### Stored rows
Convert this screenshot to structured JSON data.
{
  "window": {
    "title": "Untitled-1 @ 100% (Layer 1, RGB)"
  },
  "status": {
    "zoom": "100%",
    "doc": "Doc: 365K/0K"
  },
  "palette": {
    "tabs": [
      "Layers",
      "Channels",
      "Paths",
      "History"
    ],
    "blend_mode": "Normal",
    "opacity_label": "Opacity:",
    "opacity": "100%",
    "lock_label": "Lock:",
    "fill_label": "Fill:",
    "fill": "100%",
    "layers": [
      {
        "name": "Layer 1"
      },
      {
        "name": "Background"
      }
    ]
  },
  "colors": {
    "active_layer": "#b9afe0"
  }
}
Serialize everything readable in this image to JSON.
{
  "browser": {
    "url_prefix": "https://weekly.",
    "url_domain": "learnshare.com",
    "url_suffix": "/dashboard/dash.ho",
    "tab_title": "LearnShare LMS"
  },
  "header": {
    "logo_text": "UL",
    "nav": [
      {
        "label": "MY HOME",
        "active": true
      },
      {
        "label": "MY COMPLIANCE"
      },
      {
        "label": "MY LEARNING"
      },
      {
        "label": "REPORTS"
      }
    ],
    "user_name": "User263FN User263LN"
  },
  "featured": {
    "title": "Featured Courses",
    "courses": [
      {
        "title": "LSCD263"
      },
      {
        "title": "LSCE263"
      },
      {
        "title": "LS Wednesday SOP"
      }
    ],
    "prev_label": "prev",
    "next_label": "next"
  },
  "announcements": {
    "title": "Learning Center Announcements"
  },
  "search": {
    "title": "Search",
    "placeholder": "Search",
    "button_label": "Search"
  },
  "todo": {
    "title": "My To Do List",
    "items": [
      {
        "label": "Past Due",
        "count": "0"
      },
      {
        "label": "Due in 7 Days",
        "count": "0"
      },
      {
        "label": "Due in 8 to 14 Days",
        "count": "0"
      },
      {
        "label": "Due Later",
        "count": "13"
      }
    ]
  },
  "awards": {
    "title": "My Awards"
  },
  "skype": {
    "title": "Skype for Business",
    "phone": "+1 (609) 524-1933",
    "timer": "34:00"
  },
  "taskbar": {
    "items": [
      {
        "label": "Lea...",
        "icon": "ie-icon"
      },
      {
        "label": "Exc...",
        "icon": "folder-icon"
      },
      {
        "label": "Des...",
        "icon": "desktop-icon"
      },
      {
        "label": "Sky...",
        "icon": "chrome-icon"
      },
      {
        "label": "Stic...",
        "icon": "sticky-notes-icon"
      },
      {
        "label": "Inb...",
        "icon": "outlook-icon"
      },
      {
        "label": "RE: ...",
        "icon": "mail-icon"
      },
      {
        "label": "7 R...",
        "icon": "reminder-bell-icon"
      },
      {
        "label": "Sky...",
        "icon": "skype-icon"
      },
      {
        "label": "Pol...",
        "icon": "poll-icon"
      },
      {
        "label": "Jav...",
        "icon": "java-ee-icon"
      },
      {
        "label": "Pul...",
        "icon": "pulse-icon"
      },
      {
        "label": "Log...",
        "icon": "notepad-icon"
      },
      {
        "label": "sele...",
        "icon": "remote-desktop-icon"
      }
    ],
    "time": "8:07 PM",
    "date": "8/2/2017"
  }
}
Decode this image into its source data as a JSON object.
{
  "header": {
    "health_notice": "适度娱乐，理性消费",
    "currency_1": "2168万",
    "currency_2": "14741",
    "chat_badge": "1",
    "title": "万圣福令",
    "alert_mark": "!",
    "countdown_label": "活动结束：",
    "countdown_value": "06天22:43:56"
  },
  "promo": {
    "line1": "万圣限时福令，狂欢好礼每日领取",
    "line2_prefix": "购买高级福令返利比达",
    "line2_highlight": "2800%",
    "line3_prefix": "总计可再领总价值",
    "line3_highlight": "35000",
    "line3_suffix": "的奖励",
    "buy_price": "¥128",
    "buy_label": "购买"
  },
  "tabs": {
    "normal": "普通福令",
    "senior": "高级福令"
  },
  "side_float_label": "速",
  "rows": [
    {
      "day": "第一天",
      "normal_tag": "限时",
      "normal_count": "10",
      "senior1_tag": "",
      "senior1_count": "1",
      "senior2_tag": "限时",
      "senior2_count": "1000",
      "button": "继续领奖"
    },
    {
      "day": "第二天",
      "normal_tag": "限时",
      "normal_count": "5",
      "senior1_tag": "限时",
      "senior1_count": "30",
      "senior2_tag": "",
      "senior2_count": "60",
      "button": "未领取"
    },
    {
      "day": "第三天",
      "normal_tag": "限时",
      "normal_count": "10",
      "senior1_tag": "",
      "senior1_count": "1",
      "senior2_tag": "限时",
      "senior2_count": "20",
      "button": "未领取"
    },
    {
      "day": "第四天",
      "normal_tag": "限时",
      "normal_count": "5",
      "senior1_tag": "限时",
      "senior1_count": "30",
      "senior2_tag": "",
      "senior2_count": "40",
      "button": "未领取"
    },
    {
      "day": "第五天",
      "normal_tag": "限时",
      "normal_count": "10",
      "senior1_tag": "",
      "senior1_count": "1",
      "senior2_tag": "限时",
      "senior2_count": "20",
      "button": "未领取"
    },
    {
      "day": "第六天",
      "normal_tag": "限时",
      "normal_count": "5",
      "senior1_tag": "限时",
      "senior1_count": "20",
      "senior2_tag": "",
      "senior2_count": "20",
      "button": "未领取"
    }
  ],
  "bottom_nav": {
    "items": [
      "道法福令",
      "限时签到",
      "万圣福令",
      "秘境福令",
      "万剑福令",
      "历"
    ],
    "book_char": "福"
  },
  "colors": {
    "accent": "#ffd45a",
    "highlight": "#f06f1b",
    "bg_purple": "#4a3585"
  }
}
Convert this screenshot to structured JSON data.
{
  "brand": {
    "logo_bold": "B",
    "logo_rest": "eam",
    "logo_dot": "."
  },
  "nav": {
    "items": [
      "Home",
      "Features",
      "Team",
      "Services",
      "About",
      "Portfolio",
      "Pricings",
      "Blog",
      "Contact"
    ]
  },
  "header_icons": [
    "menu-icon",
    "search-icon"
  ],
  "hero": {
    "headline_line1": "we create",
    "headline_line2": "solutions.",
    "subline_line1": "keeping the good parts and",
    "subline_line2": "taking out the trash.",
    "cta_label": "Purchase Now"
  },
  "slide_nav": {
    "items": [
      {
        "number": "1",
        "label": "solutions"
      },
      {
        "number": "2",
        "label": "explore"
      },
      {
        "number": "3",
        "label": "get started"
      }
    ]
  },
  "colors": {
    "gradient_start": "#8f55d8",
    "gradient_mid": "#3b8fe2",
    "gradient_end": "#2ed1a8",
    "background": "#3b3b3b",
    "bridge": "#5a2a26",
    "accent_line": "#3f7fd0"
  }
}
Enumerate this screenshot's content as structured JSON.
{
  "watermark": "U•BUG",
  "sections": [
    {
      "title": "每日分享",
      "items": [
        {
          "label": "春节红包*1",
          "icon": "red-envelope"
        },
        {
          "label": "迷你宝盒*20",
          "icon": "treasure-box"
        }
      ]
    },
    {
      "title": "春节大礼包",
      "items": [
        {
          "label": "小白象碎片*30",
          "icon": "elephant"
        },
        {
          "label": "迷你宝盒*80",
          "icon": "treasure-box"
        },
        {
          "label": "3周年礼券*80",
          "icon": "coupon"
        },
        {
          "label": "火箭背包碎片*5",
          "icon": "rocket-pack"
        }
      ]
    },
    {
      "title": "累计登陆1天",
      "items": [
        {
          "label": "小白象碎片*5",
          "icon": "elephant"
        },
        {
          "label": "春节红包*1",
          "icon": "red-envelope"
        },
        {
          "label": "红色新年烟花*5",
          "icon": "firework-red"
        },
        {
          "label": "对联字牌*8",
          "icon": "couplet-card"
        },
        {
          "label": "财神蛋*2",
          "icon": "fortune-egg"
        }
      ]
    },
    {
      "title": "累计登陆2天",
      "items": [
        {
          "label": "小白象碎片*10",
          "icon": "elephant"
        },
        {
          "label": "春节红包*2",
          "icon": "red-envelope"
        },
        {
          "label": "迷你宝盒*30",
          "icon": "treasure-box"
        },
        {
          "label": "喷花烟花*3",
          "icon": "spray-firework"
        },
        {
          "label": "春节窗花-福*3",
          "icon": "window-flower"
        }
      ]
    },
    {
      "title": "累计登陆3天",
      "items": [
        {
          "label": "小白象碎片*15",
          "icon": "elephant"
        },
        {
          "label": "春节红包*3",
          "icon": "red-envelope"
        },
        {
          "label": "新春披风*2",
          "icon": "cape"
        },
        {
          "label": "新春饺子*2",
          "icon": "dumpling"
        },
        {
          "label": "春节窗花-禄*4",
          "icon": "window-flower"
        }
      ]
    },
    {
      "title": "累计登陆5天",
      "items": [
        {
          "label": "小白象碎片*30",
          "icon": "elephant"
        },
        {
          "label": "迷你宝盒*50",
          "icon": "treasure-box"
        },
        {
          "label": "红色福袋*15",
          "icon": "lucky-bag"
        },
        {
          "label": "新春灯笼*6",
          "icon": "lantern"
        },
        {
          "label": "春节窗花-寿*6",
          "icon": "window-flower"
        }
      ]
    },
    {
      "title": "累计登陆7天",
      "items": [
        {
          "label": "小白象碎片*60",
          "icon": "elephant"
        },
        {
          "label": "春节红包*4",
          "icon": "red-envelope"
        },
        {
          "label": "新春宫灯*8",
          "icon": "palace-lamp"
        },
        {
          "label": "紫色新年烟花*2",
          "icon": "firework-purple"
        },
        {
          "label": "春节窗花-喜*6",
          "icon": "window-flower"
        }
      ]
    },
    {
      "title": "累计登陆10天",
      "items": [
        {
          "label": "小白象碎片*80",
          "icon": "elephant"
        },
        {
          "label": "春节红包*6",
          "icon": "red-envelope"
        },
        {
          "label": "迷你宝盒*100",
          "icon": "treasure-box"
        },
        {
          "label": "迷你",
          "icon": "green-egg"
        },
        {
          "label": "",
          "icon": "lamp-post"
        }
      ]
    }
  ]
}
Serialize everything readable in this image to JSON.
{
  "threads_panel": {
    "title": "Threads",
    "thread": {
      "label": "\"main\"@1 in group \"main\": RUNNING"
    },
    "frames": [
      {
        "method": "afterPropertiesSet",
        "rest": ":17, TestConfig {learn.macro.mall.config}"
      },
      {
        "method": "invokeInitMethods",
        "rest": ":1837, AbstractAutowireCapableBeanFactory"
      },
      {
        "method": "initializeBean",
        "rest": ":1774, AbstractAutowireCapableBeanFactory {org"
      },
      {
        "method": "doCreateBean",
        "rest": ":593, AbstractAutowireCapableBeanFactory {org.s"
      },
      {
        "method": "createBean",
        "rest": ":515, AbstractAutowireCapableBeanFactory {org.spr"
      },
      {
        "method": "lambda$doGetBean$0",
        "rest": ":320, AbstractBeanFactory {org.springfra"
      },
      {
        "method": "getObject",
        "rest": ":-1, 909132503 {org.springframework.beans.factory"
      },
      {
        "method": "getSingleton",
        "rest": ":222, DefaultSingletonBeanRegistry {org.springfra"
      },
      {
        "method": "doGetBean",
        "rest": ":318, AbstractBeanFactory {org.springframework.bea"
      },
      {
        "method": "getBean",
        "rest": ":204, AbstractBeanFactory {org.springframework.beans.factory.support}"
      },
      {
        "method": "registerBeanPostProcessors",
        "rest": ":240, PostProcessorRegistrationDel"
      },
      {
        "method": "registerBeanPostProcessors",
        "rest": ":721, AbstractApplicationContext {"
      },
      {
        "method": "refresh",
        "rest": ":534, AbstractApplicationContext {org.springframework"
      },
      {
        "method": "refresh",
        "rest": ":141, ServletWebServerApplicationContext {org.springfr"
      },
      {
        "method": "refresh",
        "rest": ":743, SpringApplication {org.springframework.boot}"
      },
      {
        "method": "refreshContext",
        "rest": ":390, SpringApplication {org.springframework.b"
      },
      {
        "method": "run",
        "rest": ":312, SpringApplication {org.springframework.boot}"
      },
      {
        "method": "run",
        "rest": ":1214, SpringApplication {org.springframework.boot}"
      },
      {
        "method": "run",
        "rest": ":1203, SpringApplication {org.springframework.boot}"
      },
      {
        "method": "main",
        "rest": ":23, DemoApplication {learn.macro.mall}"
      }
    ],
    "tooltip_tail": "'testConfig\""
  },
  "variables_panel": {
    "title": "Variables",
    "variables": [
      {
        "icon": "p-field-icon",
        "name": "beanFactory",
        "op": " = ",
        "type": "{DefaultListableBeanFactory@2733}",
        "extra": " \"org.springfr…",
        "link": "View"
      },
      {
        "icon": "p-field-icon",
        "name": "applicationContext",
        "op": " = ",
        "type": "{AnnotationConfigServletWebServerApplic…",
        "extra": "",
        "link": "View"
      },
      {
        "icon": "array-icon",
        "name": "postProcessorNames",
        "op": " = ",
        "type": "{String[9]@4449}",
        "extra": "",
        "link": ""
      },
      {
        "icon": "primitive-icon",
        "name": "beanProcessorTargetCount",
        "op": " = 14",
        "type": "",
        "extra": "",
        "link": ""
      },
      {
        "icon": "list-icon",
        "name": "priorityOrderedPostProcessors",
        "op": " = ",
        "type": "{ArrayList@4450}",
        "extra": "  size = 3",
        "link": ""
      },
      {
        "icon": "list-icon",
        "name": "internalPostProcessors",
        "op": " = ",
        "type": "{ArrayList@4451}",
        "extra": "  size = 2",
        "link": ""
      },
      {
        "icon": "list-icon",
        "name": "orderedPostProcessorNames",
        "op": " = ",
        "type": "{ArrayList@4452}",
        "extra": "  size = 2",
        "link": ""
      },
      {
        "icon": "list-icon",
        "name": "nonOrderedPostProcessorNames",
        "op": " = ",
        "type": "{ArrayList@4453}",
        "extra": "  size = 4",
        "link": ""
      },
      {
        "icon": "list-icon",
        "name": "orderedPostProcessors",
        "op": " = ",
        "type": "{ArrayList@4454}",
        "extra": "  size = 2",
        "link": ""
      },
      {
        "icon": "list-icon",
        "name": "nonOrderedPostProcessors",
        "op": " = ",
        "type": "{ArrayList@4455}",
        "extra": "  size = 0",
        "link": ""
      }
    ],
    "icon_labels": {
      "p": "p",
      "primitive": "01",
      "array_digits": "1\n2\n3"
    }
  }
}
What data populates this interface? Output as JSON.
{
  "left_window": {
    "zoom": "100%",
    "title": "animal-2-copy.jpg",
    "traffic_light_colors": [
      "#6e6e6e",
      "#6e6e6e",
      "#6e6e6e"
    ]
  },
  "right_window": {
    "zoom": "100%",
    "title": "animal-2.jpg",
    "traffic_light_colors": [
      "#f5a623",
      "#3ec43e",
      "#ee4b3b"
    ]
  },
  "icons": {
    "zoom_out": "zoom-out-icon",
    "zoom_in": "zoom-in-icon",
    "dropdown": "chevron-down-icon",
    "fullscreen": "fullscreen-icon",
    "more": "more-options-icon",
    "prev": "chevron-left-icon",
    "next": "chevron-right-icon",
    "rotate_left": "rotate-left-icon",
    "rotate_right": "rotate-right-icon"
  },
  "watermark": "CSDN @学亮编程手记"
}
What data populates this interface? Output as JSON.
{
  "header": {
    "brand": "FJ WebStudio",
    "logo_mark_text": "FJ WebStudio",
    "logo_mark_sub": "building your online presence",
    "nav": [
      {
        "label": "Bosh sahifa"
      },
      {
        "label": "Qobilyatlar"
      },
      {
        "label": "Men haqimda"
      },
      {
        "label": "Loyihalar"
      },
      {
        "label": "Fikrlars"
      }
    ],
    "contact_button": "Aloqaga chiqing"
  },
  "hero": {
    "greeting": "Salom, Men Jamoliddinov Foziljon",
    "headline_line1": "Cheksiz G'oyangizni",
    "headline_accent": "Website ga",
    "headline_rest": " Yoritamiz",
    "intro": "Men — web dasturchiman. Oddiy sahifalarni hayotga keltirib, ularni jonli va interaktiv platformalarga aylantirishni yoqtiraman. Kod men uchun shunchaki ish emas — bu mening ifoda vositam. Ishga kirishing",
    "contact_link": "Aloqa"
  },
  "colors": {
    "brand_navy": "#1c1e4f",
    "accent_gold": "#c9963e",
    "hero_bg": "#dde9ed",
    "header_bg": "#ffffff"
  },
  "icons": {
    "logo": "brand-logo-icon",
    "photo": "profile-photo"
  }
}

### Required work
Your answer should be a single number: the count of lines in the data that include the word "solutions".

### Exercise answer
2